WHAT NEEDS TO BE DONE: Compile every line that includes the word "style".

### DATA ENTRIES ###

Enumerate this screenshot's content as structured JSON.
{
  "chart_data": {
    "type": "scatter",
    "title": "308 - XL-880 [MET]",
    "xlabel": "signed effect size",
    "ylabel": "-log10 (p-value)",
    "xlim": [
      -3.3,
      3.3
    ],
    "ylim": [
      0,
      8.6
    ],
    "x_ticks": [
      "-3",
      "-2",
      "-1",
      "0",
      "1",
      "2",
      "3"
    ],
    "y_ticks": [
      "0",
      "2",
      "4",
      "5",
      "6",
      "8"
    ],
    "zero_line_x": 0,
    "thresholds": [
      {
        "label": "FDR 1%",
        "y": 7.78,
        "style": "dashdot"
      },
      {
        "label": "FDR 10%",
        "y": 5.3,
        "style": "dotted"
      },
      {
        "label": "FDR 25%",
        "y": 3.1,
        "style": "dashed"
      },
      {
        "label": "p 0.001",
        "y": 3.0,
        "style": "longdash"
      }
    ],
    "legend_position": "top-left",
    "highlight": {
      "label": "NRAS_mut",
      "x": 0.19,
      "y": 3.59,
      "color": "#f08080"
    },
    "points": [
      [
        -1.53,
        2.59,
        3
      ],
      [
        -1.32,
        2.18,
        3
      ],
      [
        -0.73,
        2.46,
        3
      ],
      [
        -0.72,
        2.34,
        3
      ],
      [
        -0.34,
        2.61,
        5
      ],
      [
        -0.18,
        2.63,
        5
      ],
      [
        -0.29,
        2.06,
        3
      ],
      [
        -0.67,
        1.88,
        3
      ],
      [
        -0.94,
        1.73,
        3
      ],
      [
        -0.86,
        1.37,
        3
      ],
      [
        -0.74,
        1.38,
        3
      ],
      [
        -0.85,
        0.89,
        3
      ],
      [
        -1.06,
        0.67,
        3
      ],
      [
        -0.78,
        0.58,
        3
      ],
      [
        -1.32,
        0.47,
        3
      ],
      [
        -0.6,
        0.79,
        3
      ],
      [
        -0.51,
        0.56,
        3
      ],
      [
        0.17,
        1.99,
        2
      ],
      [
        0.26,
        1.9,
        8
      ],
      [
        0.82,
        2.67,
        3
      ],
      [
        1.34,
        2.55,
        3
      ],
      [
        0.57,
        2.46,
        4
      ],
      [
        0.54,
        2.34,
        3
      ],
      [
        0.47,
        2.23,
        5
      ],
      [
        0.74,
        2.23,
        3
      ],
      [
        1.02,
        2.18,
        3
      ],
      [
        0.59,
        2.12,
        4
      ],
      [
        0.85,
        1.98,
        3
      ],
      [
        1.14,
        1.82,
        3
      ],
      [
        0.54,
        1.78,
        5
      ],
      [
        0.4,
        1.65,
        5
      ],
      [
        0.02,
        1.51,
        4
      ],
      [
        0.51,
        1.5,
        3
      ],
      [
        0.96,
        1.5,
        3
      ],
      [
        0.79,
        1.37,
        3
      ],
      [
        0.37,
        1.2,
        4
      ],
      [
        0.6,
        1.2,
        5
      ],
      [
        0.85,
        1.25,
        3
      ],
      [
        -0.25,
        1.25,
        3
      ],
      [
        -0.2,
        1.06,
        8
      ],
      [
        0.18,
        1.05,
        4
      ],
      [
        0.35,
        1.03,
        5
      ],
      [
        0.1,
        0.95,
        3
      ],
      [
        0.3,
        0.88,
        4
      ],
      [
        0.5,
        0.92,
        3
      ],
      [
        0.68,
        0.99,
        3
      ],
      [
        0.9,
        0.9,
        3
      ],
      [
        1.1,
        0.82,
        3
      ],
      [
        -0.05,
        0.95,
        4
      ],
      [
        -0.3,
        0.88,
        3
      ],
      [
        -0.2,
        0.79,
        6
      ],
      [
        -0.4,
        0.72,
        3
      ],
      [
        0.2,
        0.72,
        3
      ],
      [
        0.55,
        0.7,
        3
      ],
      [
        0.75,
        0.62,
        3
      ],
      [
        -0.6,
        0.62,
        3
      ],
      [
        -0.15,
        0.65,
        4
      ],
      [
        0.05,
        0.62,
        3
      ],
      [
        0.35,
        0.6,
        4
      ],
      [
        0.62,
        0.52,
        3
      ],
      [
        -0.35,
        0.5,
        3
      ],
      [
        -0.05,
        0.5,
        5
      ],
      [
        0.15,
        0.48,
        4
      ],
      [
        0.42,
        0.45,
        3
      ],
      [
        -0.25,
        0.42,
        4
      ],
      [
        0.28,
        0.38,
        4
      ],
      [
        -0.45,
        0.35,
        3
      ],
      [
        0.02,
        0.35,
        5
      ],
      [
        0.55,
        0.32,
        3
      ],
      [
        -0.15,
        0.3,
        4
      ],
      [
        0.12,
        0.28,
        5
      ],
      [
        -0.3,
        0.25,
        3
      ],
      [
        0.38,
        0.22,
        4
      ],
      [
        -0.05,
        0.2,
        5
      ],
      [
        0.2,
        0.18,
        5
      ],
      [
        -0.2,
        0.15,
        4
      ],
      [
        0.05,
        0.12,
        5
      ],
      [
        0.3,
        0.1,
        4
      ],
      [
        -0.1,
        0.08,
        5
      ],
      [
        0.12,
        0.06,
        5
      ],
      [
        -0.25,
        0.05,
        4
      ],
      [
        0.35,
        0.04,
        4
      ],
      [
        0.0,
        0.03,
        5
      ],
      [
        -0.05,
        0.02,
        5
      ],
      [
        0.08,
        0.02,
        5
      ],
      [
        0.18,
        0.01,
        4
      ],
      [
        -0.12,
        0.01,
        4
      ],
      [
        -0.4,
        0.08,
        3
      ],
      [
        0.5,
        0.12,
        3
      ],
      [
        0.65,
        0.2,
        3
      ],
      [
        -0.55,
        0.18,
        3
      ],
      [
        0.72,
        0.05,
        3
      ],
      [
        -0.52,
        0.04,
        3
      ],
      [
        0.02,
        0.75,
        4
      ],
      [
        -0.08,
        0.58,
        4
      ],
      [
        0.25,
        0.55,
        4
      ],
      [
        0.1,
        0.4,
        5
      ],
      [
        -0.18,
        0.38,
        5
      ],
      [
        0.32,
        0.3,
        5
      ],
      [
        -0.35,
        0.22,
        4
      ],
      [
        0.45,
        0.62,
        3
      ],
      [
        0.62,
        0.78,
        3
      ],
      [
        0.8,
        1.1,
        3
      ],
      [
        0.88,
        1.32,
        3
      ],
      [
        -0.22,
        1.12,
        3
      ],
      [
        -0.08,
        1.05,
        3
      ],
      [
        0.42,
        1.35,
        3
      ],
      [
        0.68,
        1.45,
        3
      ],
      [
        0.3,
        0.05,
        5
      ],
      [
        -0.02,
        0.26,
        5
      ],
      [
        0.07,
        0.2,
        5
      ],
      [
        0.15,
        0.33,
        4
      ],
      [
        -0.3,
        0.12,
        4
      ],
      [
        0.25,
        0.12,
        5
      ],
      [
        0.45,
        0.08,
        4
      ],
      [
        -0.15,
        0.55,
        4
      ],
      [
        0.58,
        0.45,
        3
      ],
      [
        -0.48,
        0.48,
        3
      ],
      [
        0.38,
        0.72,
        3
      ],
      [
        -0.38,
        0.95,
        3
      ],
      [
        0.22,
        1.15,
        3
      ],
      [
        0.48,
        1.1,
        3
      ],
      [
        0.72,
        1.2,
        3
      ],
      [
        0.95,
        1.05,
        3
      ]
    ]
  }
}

###

TASK OUTPUT:
        "style": "dashdot"
        "style": "dotted"
        "style": "dashed"
        "style": "longdash"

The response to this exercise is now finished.